_Problem statement_: Wherever a line below holds the word "Robert", copy that line.
* Begin Excerpted data *
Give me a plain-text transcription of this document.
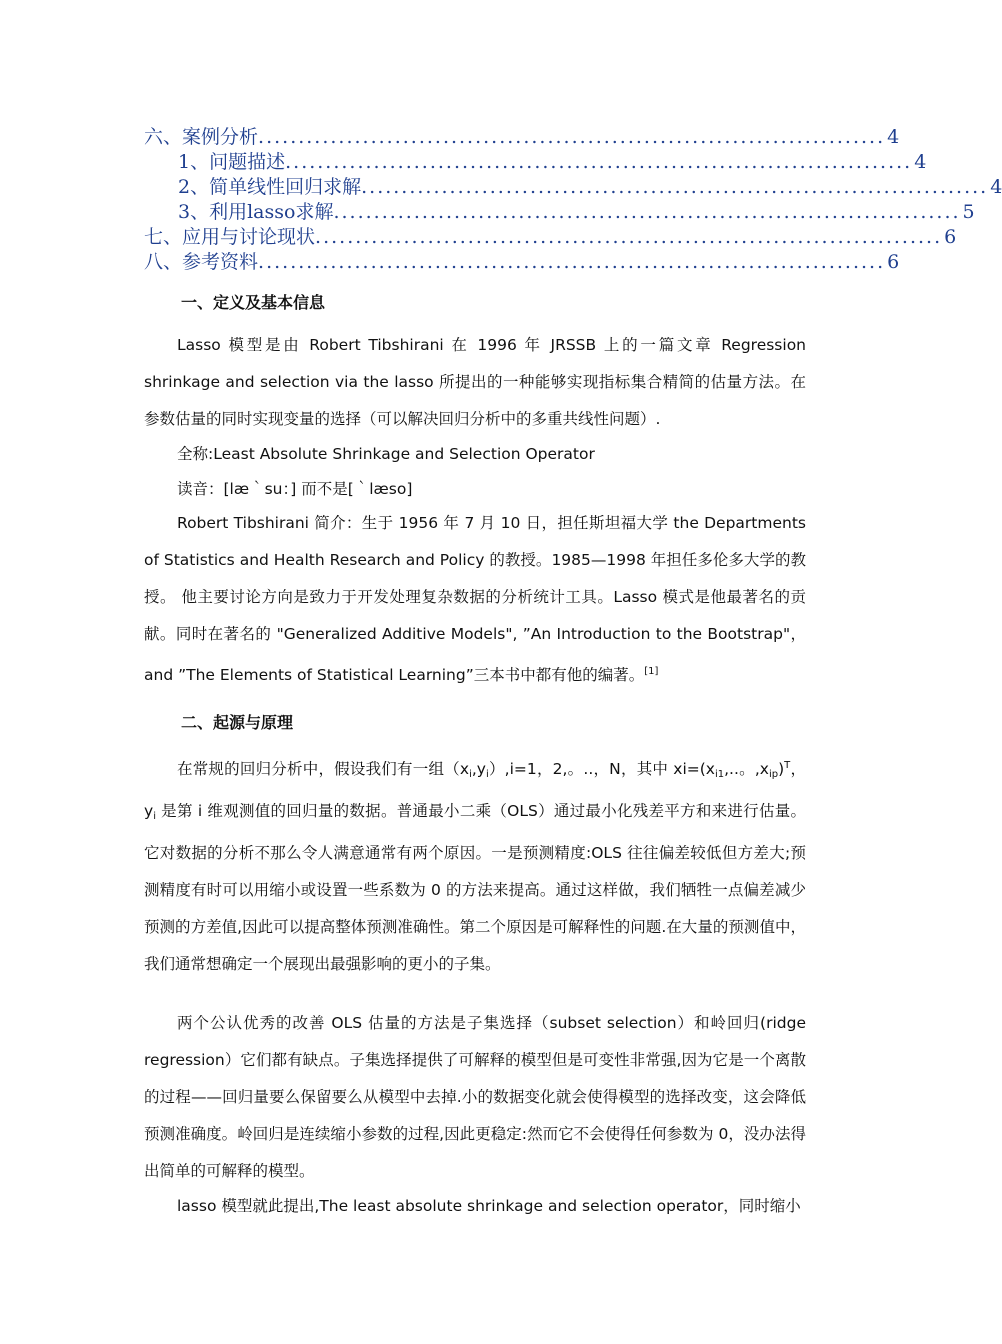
六、 案例分析 .............................................................................. 4
1、 问题描述 .............................................................................. 4
2、 简单线性回归求解 .............................................................................. 4
3、 利用lasso求解 .............................................................................. 5
七、 应用与讨论现状 .............................................................................. 6
八、 参考资料 .............................................................................. 6
一、定义及基本信息
Lasso 模型是由 Robert Tibshirani 在 1996 年 JRSSB 上的一篇文章 Regression shrinkage and selection via the lasso 所提出的一种能够实现指标集合精简的估量方法。在参数估量的同时实现变量的选择（可以解决回归分析中的多重共线性问题）.
全称:Least Absolute Shrinkage and Selection Operator
读音：[læ｀su：] 而不是[｀læso]
Robert Tibshirani 简介：生于 1956 年 7 月 10 日，担任斯坦福大学 the Departments of Statistics and Health Research and Policy 的教授。1985—1998 年担任多伦多大学的教授。 他主要讨论方向是致力于开发处理复杂数据的分析统计工具。Lasso 模式是他最著名的贡献。同时在著名的 "Generalized Additive Models", ”An Introduction to the Bootstrap"， and ”The Elements of Statistical Learning”三本书中都有他的编著。[1]
二、起源与原理
在常规的回归分析中，假设我们有一组$(x_i,y_i),i=1$，2,。..，N，其中 $xi=(x_{i1}$,..。$,x_{ip})^T$，$y_i$ 是第 i 维观测值的回归量的数据。普通最小二乘（OLS）通过最小化残差平方和来进行估量。它对数据的分析不那么令人满意通常有两个原因。一是预测精度:OLS 往往偏差较低但方差大;预测精度有时可以用缩小或设置一些系数为 0 的方法来提高。通过这样做，我们牺牲一点偏差减少预测的方差值,因此可以提高整体预测准确性。第二个原因是可解释性的问题.在大量的预测值中，我们通常想确定一个展现出最强影响的更小的子集。
两个公认优秀的改善 OLS 估量的方法是子集选择（subset selection）和岭回归(ridge regression）它们都有缺点。子集选择提供了可解释的模型但是可变性非常强,因为它是一个离散的过程——回归量要么保留要么从模型中去掉.小的数据变化就会使得模型的选择改变，这会降低预测准确度。岭回归是连续缩小参数的过程,因此更稳定:然而它不会使得任何参数为 0，没办法得出简单的可解释的模型。
lasso 模型就此提出,The least absolute shrinkage and selection operator，同时缩小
* End Excerpted data *
_Exercise solution_:
Lasso 模型是由 Robert Tibshirani 在 1996 年 JRSSB 上的一篇文章 Regression shrinkage and selection via the lasso 所提出的一种能够实现指标集合精简的估量方法。在参数估量的同时实现变量的选择（可以解决回归分析中的多重共线性问题）.
Robert Tibshirani 简介：生于 1956 年 7 月 10 日，担任斯坦福大学 the Departments of Statistics and Health Research and Policy 的教授。1985—1998 年担任多伦多大学的教授。 他主要讨论方向是致力于开发处理复杂数据的分析统计工具。Lasso 模式是他最著名的贡献。同时在著名的 "Generalized Additive Models", ”An Introduction to the Bootstrap"， and ”The Elements of Statistical Learning”三本书中都有他的编著。[1]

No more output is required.